# Instruction:
Copy every line of the material below word for word.

# Available data:
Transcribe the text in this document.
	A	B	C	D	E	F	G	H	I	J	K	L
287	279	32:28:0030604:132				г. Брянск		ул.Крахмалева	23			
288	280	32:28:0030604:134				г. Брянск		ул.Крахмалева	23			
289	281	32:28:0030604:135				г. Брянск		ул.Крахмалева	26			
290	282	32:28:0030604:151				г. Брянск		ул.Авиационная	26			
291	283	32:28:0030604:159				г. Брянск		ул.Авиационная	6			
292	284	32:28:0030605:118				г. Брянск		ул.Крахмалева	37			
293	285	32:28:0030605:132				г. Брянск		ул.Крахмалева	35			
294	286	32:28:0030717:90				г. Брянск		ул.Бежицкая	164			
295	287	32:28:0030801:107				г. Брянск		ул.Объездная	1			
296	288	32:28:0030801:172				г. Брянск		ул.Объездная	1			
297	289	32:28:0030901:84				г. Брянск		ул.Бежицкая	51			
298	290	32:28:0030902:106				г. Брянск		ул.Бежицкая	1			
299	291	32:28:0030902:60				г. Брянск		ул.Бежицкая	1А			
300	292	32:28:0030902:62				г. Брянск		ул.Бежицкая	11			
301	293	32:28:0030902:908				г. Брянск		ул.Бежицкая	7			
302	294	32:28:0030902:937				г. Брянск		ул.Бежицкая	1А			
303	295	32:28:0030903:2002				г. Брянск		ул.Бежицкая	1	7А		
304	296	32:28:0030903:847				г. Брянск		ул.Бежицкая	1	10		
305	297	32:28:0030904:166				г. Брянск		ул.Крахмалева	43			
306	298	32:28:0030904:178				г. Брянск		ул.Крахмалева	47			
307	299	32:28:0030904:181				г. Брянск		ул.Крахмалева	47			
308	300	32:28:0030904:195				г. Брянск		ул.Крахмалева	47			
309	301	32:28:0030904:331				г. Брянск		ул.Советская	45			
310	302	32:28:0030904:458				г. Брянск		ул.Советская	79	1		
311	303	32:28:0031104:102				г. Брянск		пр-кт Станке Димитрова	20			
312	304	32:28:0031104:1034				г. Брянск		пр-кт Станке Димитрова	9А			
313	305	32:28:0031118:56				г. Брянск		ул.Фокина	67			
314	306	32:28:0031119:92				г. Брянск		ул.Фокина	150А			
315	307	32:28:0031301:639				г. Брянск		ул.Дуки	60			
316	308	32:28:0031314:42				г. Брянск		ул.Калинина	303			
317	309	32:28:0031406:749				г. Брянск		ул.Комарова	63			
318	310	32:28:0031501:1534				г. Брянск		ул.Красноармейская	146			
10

# Solved exercise:
Transcribe the text in this document.
	A	B	C	D	E	F	G	H	I	J	K	L
287	279	32:28:0030604:132				г. Брянск		ул.Крахмалева	23			
288	280	32:28:0030604:134				г. Брянск		ул.Крахмалева	23			
289	281	32:28:0030604:135				г. Брянск		ул.Крахмалева	26			
290	282	32:28:0030604:151				г. Брянск		ул.Авиационная	26			
291	283	32:28:0030604:159				г. Брянск		ул.Авиационная	6			
292	284	32:28:0030605:118				г. Брянск		ул.Крахмалева	37			
293	285	32:28:0030605:132				г. Брянск		ул.Крахмалева	35			
294	286	32:28:0030717:90				г. Брянск		ул.Бежицкая	164			
295	287	32:28:0030801:107				г. Брянск		ул.Объездная	1			
296	288	32:28:0030801:172				г. Брянск		ул.Объездная	1			
297	289	32:28:0030901:84				г. Брянск		ул.Бежицкая	51			
298	290	32:28:0030902:106				г. Брянск		ул.Бежицкая	1			
299	291	32:28:0030902:60				г. Брянск		ул.Бежицкая	1А			
300	292	32:28:0030902:62				г. Брянск		ул.Бежицкая	11			
301	293	32:28:0030902:908				г. Брянск		ул.Бежицкая	7			
302	294	32:28:0030902:937				г. Брянск		ул.Бежицкая	1А			
303	295	32:28:0030903:2002				г. Брянск		ул.Бежицкая	1	7А		
304	296	32:28:0030903:847				г. Брянск		ул.Бежицкая	1	10		
305	297	32:28:0030904:166				г. Брянск		ул.Крахмалева	43			
306	298	32:28:0030904:178				г. Брянск		ул.Крахмалева	47			
307	299	32:28:0030904:181				г. Брянск		ул.Крахмалева	47			
308	300	32:28:0030904:195				г. Брянск		ул.Крахмалева	47			
309	301	32:28:0030904:331				г. Брянск		ул.Советская	45			
310	302	32:28:0030904:458				г. Брянск		ул.Советская	79	1		
311	303	32:28:0031104:102				г. Брянск		пр-кт Станке Димитрова	20			
312	304	32:28:0031104:1034				г. Брянск		пр-кт Станке Димитрова	9А			
313	305	32:28:0031118:56				г. Брянск		ул.Фокина	67			
314	306	32:28:0031119:92				г. Брянск		ул.Фокина	150А			
315	307	32:28:0031301:639				г. Брянск		ул.Дуки	60			
316	308	32:28:0031314:42				г. Брянск		ул.Калинина	303			
317	309	32:28:0031406:749				г. Брянск		ул.Комарова	63			
318	310	32:28:0031501:1534				г. Брянск		ул.Красноармейская	146			
10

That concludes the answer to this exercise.